=== Stored rows ===
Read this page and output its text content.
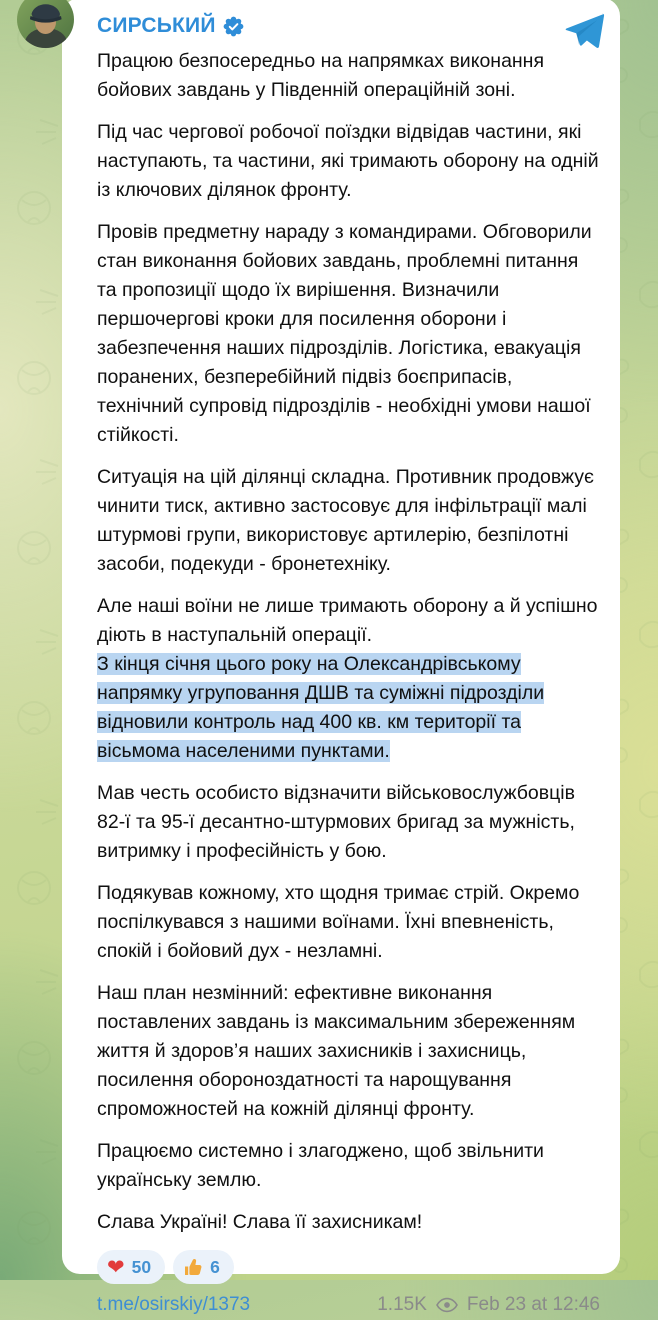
СИРСЬКИЙ

Працюю безпосередньо на напрямках виконання бойових завдань у Південній операційній зоні.

Під час чергової робочої поїздки відвідав частини, які наступають, та частини, які тримають оборону на одній із ключових ділянок фронту.

Провів предметну нараду з командирами. Обговорили стан виконання бойових завдань, проблемні питання та пропозиції щодо їх вирішення. Визначили першочергові кроки для посилення оборони і забезпечення наших підрозділів. Логістика, евакуація поранених, безперебійний підвіз боєприпасів, технічний супровід підрозділів - необхідні умови нашої стійкості.

Ситуація на цій ділянці складна. Противник продовжує чинити тиск, активно застосовує для інфільтрації малі штурмові групи, використовує артилерію, безпілотні засоби, подекуди - бронетехніку.

Але наші воїни не лише тримають оборону а й успішно діють в наступальній операції.
З кінця січня цього року на Олександрівському напрямку угруповання ДШВ та суміжні підрозділи відновили контроль над 400 кв. км території та вісьмома населеними пунктами.

Мав честь особисто відзначити військовослужбовців 82-ї та 95-ї десантно-штурмових бригад за мужність, витримку і професійність у бою.

Подякував кожному, хто щодня тримає стрій. Окремо поспілкувався з нашими воїнами. Їхні впевненість, спокій і бойовий дух - незламні.

Наш план незмінний: ефективне виконання поставлених завдань із максимальним збереженням життя й здоров’я наших захисників і захисниць, посилення обороноздатності та нарощування спроможностей на кожній ділянці фронту.

Працюємо системно і злагоджено, щоб звільнити українську землю.

Слава Україні! Слава її захисникам!

❤ 50	6
t.me/osirskiy/1373	1.15K Feb 23 at 12:46
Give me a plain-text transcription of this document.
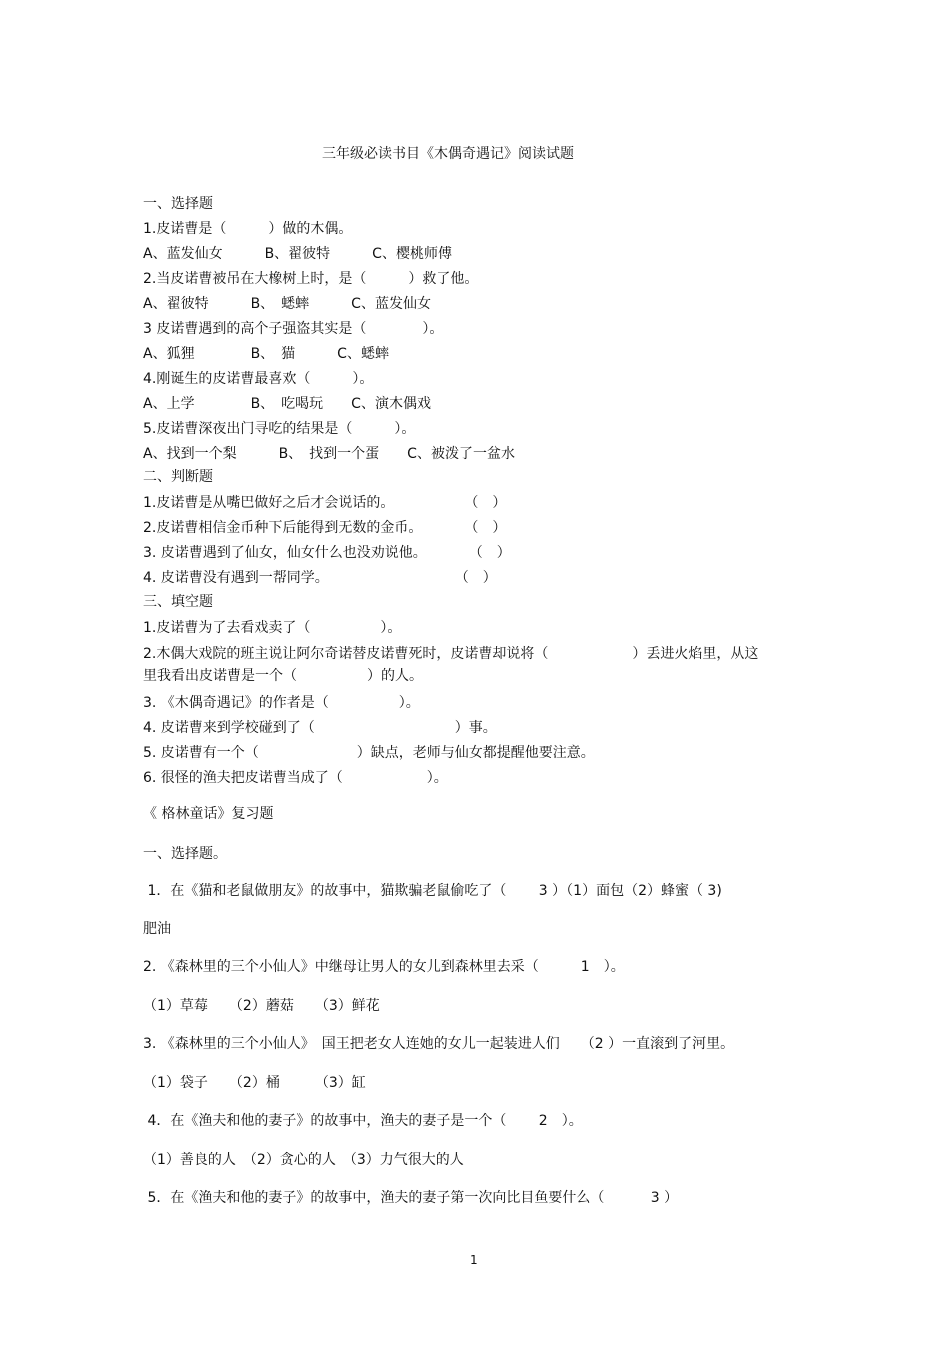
三年级必读书目《木偶奇遇记》阅读试题
一、选择题
1.皮诺曹是（　　　）做的木偶。
A、蓝发仙女　　　B、翟彼特　　　C、樱桃师傅
2.当皮诺曹被吊在大橡树上时，是（　　　）救了他。
A、翟彼特　　　B、　蟋蟀　　　C、蓝发仙女
3 皮诺曹遇到的高个子强盗其实是（　　　　）。
A、狐狸　　　　B、　猫　　　C、蟋蟀
4.刚诞生的皮诺曹最喜欢（　　　）。
A、上学　　　　B、　吃喝玩　　C、演木偶戏
5.皮诺曹深夜出门寻吃的结果是（　　　）。
A、找到一个梨　　　B、　找到一个蛋　　C、被泼了一盆水
二、判断题
1.皮诺曹是从嘴巴做好之后才会说话的。　　　　　　（　）
2.皮诺曹相信金币种下后能得到无数的金币。　　　　（　）
3. 皮诺曹遇到了仙女，仙女什么也没劝说他。　　　　（　）
4. 皮诺曹没有遇到一帮同学。　　　　　　　　　　（　）
三、填空题
1.皮诺曹为了去看戏卖了（　　　　　）。
2.木偶大戏院的班主说让阿尔奇诺替皮诺曹死时，皮诺曹却说将（　　　　　　）丢进火焰里，从这
里我看出皮诺曹是一个（　　　　　）的人。
3. 《木偶奇遇记》的作者是（　　　　　）。
4. 皮诺曹来到学校碰到了（　　　　　　　　　　）事。
5. 皮诺曹有一个（　　　　　　　）缺点，老师与仙女都提醒他要注意。
6. 很怪的渔夫把皮诺曹当成了（　　　　　　）。
《 格林童话》复习题
一、选择题。
1．在《猫和老鼠做朋友》的故事中，猫欺骗老鼠偷吃了（　　 3 ）（1）面包（2）蜂蜜（ 3)
肥油
2. 《森林里的三个小仙人》中继母让男人的女儿到森林里去采（　　　1　）。
（1）草莓　　（2）蘑菇　　（3）鲜花
3. 《森林里的三个小仙人》　国王把老女人连她的女儿一起装进人们　　（2 ）一直滚到了河里。
（1）袋子　　（2）桶　　　（3）缸
4．在《渔夫和他的妻子》的故事中，渔夫的妻子是一个（　　 2　）。
（1）善良的人　（2）贪心的人　（3）力气很大的人
5．在《渔夫和他的妻子》的故事中，渔夫的妻子第一次向比目鱼要什么（　　　 3 ）
1
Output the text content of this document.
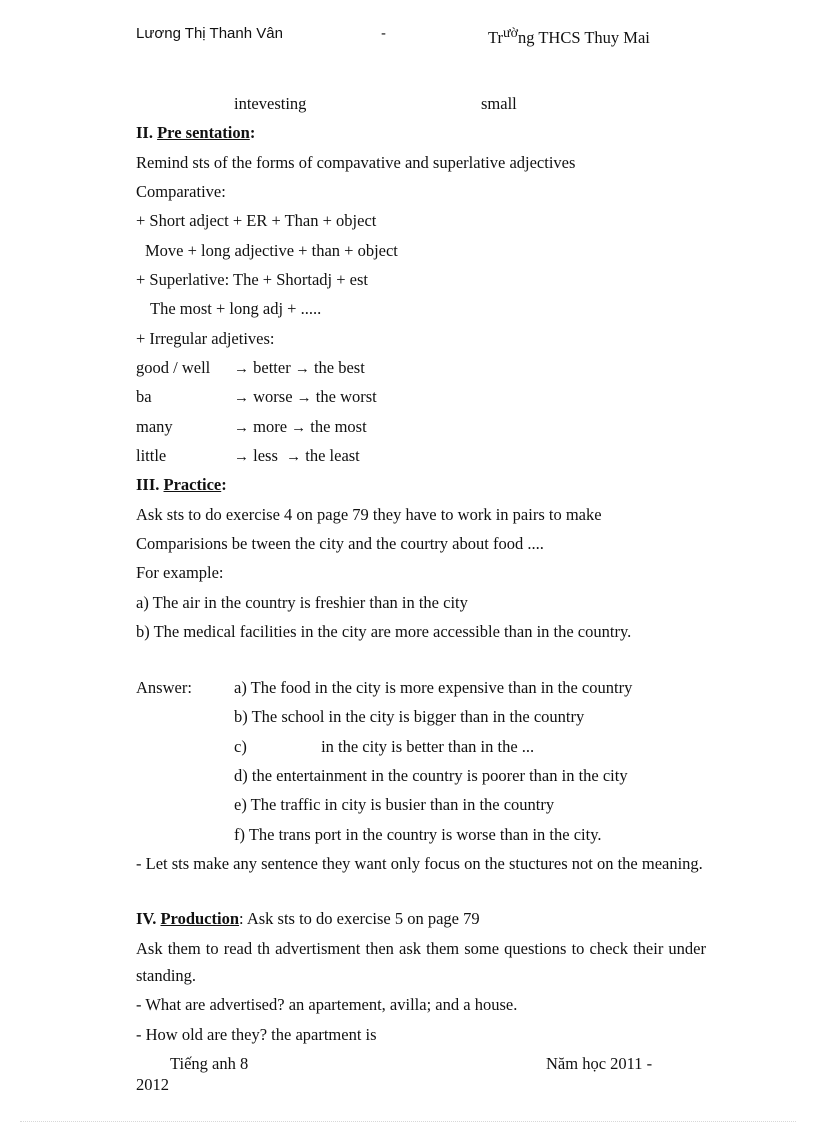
Lương Thị Thanh Vân	-	$Tr^{ườ}ng$ THCS Thuy Mai
intevesting	small
II. Pre sentation:
Remind sts of the forms of compavative and superlative adjectives
Comparative:
+ Short adject + ER + Than + object
Move + long adjective + than + object
+ Superlative: The + Shortadj + est
The most + long adj + .....
+ Irregular adjetives:
good / well → better → the best
ba	→ worse → the worst
many	→ more → the most
little	→ less → the least
III. Practice:
Ask sts to do exercise 4 on page 79 they have to work in pairs to make
Comparisions be tween the city and the courtry about food ....
For example:
a) The air in the country is freshier than in the city
b) The medical facilities in the city are more accessible than in the country.
Answer:	a) The food in the city is more expensive than in the country
b) The school in the city is bigger than in the country
c)                  in the city is better than in the ...
d) the entertainment in the country is poorer than in the city
e) The traffic in city is busier than in the country
f) The trans port in the country is worse than in the city.
- Let sts make any sentence they want only focus on the stuctures not on the meaning.
IV. Production: Ask sts to do exercise 5 on page 79
Ask them to read th advertisment then ask them some questions to check their under standing.
- What are advertised? an apartement, avilla; and a house.
- How old are they? the apartment is
Tiếng anh 8	Năm học 2011 -
2012
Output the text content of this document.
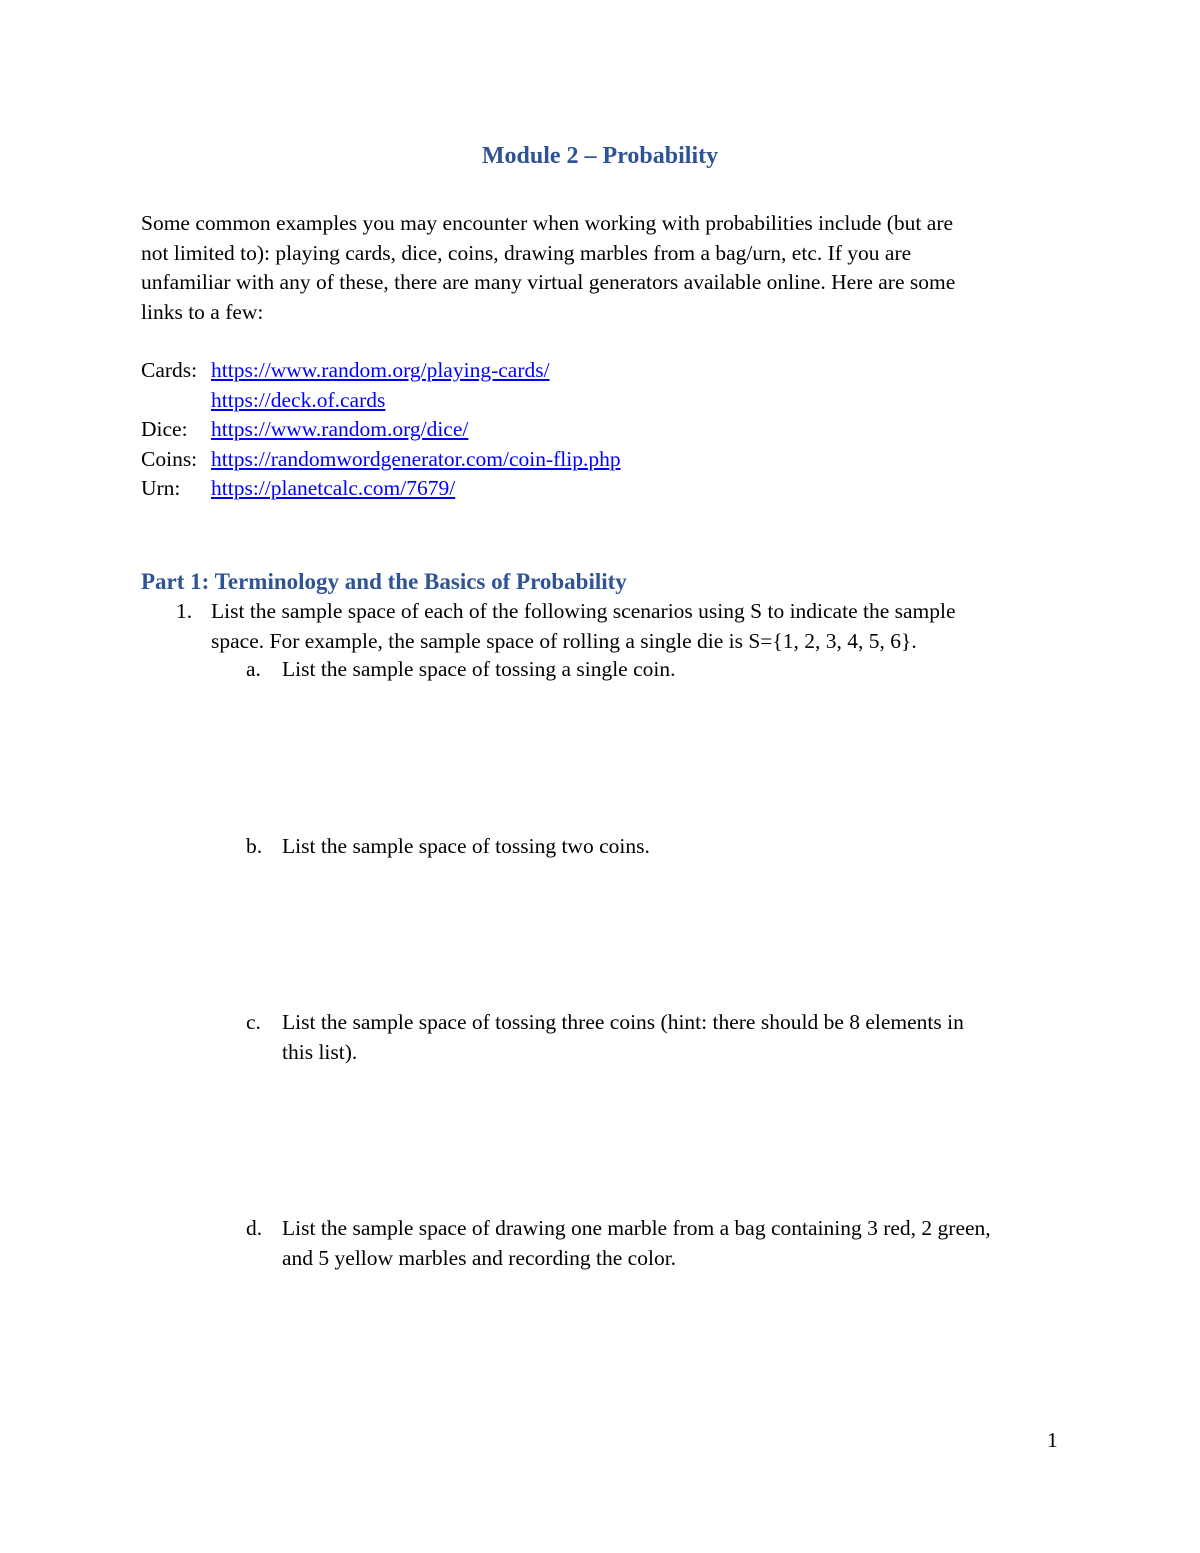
Module 2 – Probability
Some common examples you may encounter when working with probabilities include (but are
not limited to): playing cards, dice, coins, drawing marbles from a bag/urn, etc. If you are
unfamiliar with any of these, there are many virtual generators available online. Here are some
links to a few:
Cards: https://www.random.org/playing-cards/
https://deck.of.cards
Dice: https://www.random.org/dice/
Coins: https://randomwordgenerator.com/coin-flip.php
Urn: https://planetcalc.com/7679/
Part 1: Terminology and the Basics of Probability
1. List the sample space of each of the following scenarios using S to indicate the sample
space. For example, the sample space of rolling a single die is S={1, 2, 3, 4, 5, 6}.
a. List the sample space of tossing a single coin.
b. List the sample space of tossing two coins.
c. List the sample space of tossing three coins (hint: there should be 8 elements in
this list).
d. List the sample space of drawing one marble from a bag containing 3 red, 2 green,
and 5 yellow marbles and recording the color.
1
===
▸ **Exercise description**
The data should be printed again unchanged; leave its pictures out.

▸ **The solution**
Read this page and output its text content.
СИРСЬКИЙ

Працюю безпосередньо на напрямках виконання бойових завдань у Південній операційній зоні.

Під час чергової робочої поїздки відвідав частини, які наступають, та частини, які тримають оборону на одній із ключових ділянок фронту.

Провів предметну нараду з командирами. Обговорили стан виконання бойових завдань, проблемні питання та пропозиції щодо їх вирішення. Визначили першочергові кроки для посилення оборони і забезпечення наших підрозділів. Логістика, евакуація поранених, безперебійний підвіз боєприпасів, технічний супровід підрозділів - необхідні умови нашої стійкості.

Ситуація на цій ділянці складна. Противник продовжує чинити тиск, активно застосовує для інфільтрації малі штурмові групи, використовує артилерію, безпілотні засоби, подекуди - бронетехніку.

Але наші воїни не лише тримають оборону а й успішно діють в наступальній операції.
З кінця січня цього року на Олександрівському напрямку угруповання ДШВ та суміжні підрозділи відновили контроль над 400 кв. км території та вісьмома населеними пунктами.

Мав честь особисто відзначити військовослужбовців 82-ї та 95-ї десантно-штурмових бригад за мужність, витримку і професійність у бою.

Подякував кожному, хто щодня тримає стрій. Окремо поспілкувався з нашими воїнами. Їхні впевненість, спокій і бойовий дух - незламні.

Наш план незмінний: ефективне виконання поставлених завдань із максимальним збереженням життя й здоров’я наших захисників і захисниць, посилення обороноздатності та нарощування спроможностей на кожній ділянці фронту.

Працюємо системно і злагоджено, щоб звільнити українську землю.

Слава Україні! Слава її захисникам!

❤ 50	6
t.me/osirskiy/1373	1.15K Feb 23 at 12:46
Give me a plain-text transcription of this document.
三年级必读书目《木偶奇遇记》阅读试题
一、选择题
1.皮诺曹是（　　　）做的木偶。
A、蓝发仙女　　　B、翟彼特　　　C、樱桃师傅
2.当皮诺曹被吊在大橡树上时，是（　　　）救了他。
A、翟彼特　　　B、　蟋蟀　　　C、蓝发仙女
3 皮诺曹遇到的高个子强盗其实是（　　　　）。
A、狐狸　　　　B、　猫　　　C、蟋蟀
4.刚诞生的皮诺曹最喜欢（　　　）。
A、上学　　　　B、　吃喝玩　　C、演木偶戏
5.皮诺曹深夜出门寻吃的结果是（　　　）。
A、找到一个梨　　　B、　找到一个蛋　　C、被泼了一盆水
二、判断题
1.皮诺曹是从嘴巴做好之后才会说话的。　　　　　　（　）
2.皮诺曹相信金币种下后能得到无数的金币。　　　　（　）
3. 皮诺曹遇到了仙女，仙女什么也没劝说他。　　　　（　）
4. 皮诺曹没有遇到一帮同学。　　　　　　　　　　（　）
三、填空题
1.皮诺曹为了去看戏卖了（　　　　　）。
2.木偶大戏院的班主说让阿尔奇诺替皮诺曹死时，皮诺曹却说将（　　　　　　）丢进火焰里，从这
里我看出皮诺曹是一个（　　　　　）的人。
3. 《木偶奇遇记》的作者是（　　　　　）。
4. 皮诺曹来到学校碰到了（　　　　　　　　　　）事。
5. 皮诺曹有一个（　　　　　　　）缺点，老师与仙女都提醒他要注意。
6. 很怪的渔夫把皮诺曹当成了（　　　　　　）。
《 格林童话》复习题
一、选择题。
1．在《猫和老鼠做朋友》的故事中，猫欺骗老鼠偷吃了（　　 3 ）（1）面包（2）蜂蜜（ 3)
肥油
2. 《森林里的三个小仙人》中继母让男人的女儿到森林里去采（　　　1　）。
（1）草莓　　（2）蘑菇　　（3）鲜花
3. 《森林里的三个小仙人》　国王把老女人连她的女儿一起装进人们　　（2 ）一直滚到了河里。
（1）袋子　　（2）桶　　　（3）缸
4．在《渔夫和他的妻子》的故事中，渔夫的妻子是一个（　　 2　）。
（1）善良的人　（2）贪心的人　（3）力气很大的人
5．在《渔夫和他的妻子》的故事中，渔夫的妻子第一次向比目鱼要什么（　　　 3 ）
1
Output the text content of this document.
Lương Thị Thanh Vân	-	$Tr^{ườ}ng$ THCS Thuy Mai
intevesting	small
II. Pre sentation:
Remind sts of the forms of compavative and superlative adjectives
Comparative:
+ Short adject + ER + Than + object
Move + long adjective + than + object
+ Superlative: The + Shortadj + est
The most + long adj + .....
+ Irregular adjetives:
good / well → better → the best
ba	→ worse → the worst
many	→ more → the most
little	→ less → the least
III. Practice:
Ask sts to do exercise 4 on page 79 they have to work in pairs to make
Comparisions be tween the city and the courtry about food ....
For example:
a) The air in the country is freshier than in the city
b) The medical facilities in the city are more accessible than in the country.
Answer:	a) The food in the city is more expensive than in the country
b) The school in the city is bigger than in the country
c)                  in the city is better than in the ...
d) the entertainment in the country is poorer than in the city
e) The traffic in city is busier than in the country
f) The trans port in the country is worse than in the city.
- Let sts make any sentence they want only focus on the stuctures not on the meaning.
IV. Production: Ask sts to do exercise 5 on page 79
Ask them to read th advertisment then ask them some questions to check their under standing.
- What are advertised? an apartement, avilla; and a house.
- How old are they? the apartment is
Tiếng anh 8	Năm học 2011 -
2012
Output the text content of this document.
Module 2 – Probability
Some common examples you may encounter when working with probabilities include (but are
not limited to): playing cards, dice, coins, drawing marbles from a bag/urn, etc. If you are
unfamiliar with any of these, there are many virtual generators available online. Here are some
links to a few:
Cards: https://www.random.org/playing-cards/
https://deck.of.cards
Dice: https://www.random.org/dice/
Coins: https://randomwordgenerator.com/coin-flip.php
Urn: https://planetcalc.com/7679/
Part 1: Terminology and the Basics of Probability
1. List the sample space of each of the following scenarios using S to indicate the sample
space. For example, the sample space of rolling a single die is S={1, 2, 3, 4, 5, 6}.
a. List the sample space of tossing a single coin.
b. List the sample space of tossing two coins.
c. List the sample space of tossing three coins (hint: there should be 8 elements in
this list).
d. List the sample space of drawing one marble from a bag containing 3 red, 2 green,
and 5 yellow marbles and recording the color.
1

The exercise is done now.